Task material.
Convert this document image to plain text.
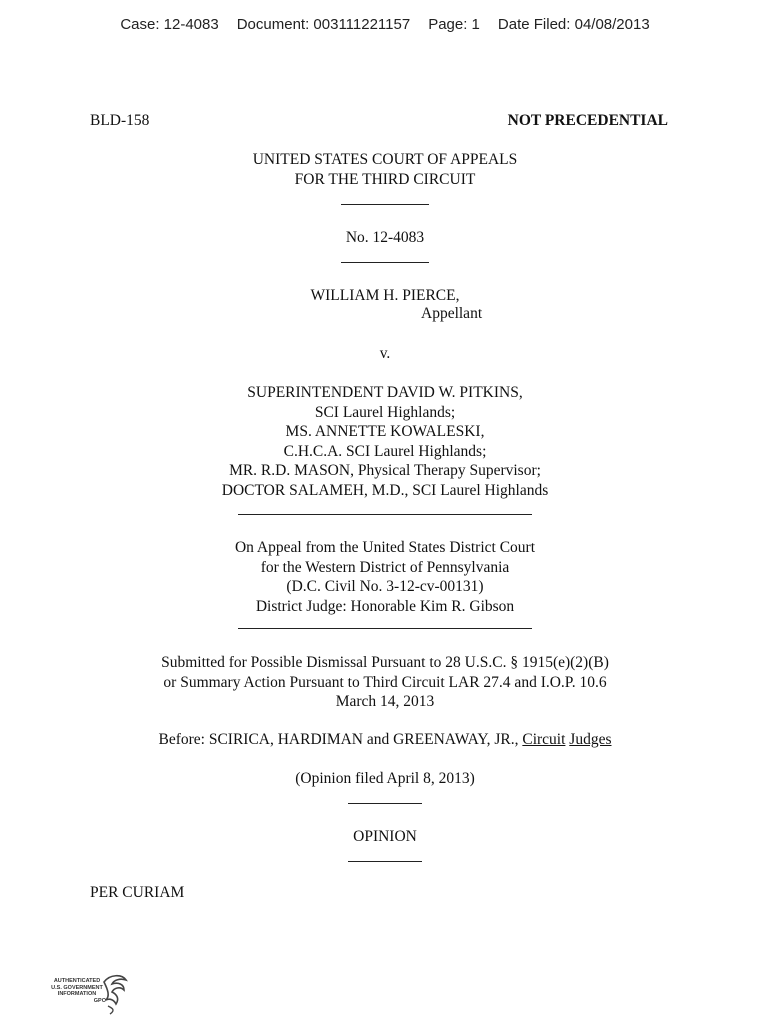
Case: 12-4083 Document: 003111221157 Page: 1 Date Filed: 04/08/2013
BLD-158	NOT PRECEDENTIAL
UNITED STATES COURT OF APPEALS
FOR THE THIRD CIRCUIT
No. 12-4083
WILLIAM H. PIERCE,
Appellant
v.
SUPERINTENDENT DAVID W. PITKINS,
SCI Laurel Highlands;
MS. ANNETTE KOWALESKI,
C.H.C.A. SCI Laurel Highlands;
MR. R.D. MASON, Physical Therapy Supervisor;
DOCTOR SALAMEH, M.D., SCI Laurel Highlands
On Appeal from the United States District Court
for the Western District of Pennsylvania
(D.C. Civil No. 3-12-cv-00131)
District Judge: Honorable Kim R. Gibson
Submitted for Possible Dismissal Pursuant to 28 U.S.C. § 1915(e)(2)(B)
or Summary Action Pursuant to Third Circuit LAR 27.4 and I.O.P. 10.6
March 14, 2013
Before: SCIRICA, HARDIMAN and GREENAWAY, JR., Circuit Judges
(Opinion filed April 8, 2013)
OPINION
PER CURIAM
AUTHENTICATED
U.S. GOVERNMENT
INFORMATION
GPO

--

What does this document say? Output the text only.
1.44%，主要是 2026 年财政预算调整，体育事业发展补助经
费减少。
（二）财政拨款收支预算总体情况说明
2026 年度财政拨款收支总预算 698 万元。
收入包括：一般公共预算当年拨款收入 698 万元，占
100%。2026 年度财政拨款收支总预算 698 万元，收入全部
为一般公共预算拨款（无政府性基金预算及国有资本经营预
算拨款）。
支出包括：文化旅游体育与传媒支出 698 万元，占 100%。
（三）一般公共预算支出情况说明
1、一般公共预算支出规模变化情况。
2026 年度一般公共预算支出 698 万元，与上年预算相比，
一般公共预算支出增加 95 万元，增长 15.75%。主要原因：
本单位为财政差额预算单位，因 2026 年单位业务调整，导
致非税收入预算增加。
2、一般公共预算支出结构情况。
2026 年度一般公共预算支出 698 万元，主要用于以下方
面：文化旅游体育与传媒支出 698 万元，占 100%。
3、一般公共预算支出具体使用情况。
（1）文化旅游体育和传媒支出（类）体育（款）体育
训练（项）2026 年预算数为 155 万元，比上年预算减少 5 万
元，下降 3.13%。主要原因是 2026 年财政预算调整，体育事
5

Directions for this task. Go through the entries above and copy every line containing "District".

Correct output.
On Appeal from the United States District Court
for the Western District of Pennsylvania
District Judge: Honorable Kim R. Gibson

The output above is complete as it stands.